Texto para revisar:

..............................

Su dueña, Rosana Sirgo, desesperada por salvarlo, hizo ayer un llamamiento para encontrar una solución. Incluso ha dicho a la constructora que le pagará lo que haga falta para que lo rescaten haciendo un agujero más grande por el que pueda salir. Pero la empresa se ha negado, según relató la propietaria a Europa Press.
Quesito se escapó hace una semana de casa del hermano de Rosana y después de buscarlo por los alrededores lo descubrieron entre el hormigón de la vivienda.
Ella mantiene que es su gato porque reconoce sus maullidos. «Es muy contestón y acostumbra a responder cada vez que le llamas», explica.
Por esta razón, ante la posibilidad de rescatarlo, Rosana acude todos los días a pie al chalé para alimentarle y meterle cubitos de hielo para que beba a través del tubo de plástico por el que se introdujo el gato hasta la cámara de aislamiento.
Ahora, su propietaria no sabe qué hacer. «He acudido a la constructora pero me han respondido que la culpa es mía por haberle dejado escapar», relata Rosana, quien también ha pedido ayuda, sin conseguir resultados a bomberos, protectoras de animales y la Guardia Civil.

..............................

Elementos de una fuente de datos
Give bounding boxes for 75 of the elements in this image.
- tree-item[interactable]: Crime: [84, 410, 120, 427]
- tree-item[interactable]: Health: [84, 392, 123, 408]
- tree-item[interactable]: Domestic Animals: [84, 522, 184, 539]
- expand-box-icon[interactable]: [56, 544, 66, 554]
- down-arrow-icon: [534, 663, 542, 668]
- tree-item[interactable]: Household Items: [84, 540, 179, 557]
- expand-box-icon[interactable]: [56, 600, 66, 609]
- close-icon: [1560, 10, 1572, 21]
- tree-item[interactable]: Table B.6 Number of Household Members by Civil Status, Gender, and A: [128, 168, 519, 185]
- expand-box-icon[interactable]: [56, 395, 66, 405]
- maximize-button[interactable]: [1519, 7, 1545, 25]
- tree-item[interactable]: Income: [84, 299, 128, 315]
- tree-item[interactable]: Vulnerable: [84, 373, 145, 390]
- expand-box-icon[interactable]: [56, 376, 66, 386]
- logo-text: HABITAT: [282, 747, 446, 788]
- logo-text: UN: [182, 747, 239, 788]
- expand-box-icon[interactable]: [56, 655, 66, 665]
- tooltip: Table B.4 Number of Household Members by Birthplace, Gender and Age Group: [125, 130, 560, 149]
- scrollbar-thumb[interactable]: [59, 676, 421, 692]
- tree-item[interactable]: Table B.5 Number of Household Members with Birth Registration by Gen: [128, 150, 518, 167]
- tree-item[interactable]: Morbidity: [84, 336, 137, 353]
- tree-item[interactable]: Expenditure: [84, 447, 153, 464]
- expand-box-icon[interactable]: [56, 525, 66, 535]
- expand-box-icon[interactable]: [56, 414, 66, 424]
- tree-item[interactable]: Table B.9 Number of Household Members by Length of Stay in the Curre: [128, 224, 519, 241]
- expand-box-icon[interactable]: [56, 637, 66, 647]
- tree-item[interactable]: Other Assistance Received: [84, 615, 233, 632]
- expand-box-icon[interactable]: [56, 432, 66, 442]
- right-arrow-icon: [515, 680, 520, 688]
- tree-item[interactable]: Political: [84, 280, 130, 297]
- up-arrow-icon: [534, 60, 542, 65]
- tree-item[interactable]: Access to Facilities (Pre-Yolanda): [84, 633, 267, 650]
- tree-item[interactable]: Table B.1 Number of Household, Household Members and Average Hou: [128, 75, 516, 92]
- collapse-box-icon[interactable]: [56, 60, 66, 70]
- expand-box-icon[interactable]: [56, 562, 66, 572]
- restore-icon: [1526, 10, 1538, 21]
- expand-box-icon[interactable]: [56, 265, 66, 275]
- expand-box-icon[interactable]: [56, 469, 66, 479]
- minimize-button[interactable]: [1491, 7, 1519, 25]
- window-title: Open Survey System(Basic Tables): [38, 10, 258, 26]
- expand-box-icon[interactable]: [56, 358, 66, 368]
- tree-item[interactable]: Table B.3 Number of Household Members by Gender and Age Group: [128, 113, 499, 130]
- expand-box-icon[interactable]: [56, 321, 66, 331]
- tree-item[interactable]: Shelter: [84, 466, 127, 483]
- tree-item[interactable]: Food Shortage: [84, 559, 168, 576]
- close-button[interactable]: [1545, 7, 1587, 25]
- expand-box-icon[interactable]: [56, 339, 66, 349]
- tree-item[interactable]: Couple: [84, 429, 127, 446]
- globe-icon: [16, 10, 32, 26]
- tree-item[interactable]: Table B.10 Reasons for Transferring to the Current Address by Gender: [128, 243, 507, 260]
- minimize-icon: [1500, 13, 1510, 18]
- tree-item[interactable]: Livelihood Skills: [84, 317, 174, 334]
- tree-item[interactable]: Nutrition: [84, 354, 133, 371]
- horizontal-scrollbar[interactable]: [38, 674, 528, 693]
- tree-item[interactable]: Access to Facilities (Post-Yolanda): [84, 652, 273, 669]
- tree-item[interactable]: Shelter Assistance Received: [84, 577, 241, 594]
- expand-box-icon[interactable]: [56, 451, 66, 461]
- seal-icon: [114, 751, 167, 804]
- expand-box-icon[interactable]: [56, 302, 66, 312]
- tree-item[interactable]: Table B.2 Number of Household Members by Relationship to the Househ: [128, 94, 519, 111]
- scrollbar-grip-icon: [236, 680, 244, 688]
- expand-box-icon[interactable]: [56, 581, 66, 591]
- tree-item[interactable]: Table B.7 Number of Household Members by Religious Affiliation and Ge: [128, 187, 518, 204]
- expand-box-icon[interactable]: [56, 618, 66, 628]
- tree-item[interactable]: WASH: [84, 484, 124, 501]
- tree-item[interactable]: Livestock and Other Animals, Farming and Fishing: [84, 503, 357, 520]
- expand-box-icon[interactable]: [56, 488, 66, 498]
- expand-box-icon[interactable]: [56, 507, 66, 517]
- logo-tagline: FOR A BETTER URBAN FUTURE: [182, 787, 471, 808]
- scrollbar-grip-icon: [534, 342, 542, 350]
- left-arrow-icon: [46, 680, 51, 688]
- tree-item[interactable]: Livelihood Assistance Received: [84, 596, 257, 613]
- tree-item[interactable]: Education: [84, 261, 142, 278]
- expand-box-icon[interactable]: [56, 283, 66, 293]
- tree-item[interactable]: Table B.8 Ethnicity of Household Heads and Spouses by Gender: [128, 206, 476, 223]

..............................

Tus tareas:
(A) En la noticia, reescribe el fragmento que empieza con "Quesito se escapó" y llega hasta "de la vivienda.", cambiando "hormigón" por "cemento".
(B) Según la noticia, ¿de qué casa se escapó Quesito?
(C) ¿Cómo resumirías en una o dos frases el párrafo de la noticia que empieza con "Ahora, su propietaria no sabe qué hacer"?

Resultados obtenidos:
(A)
Quesito se escapó hace una semana de casa del hermano de Rosana y después de buscarlo por los alrededores lo descubrieron entre el cemento de la vivienda.

(B) De la casa del hermano de Rosana.

(C) Rosana no sabe qué hacer. La constructora le respondió que la culpa es suya por haber dejado escapar al gato, y sus peticiones de ayuda a bomberos, protectoras de animales y la Guardia Civil no han dado resultado.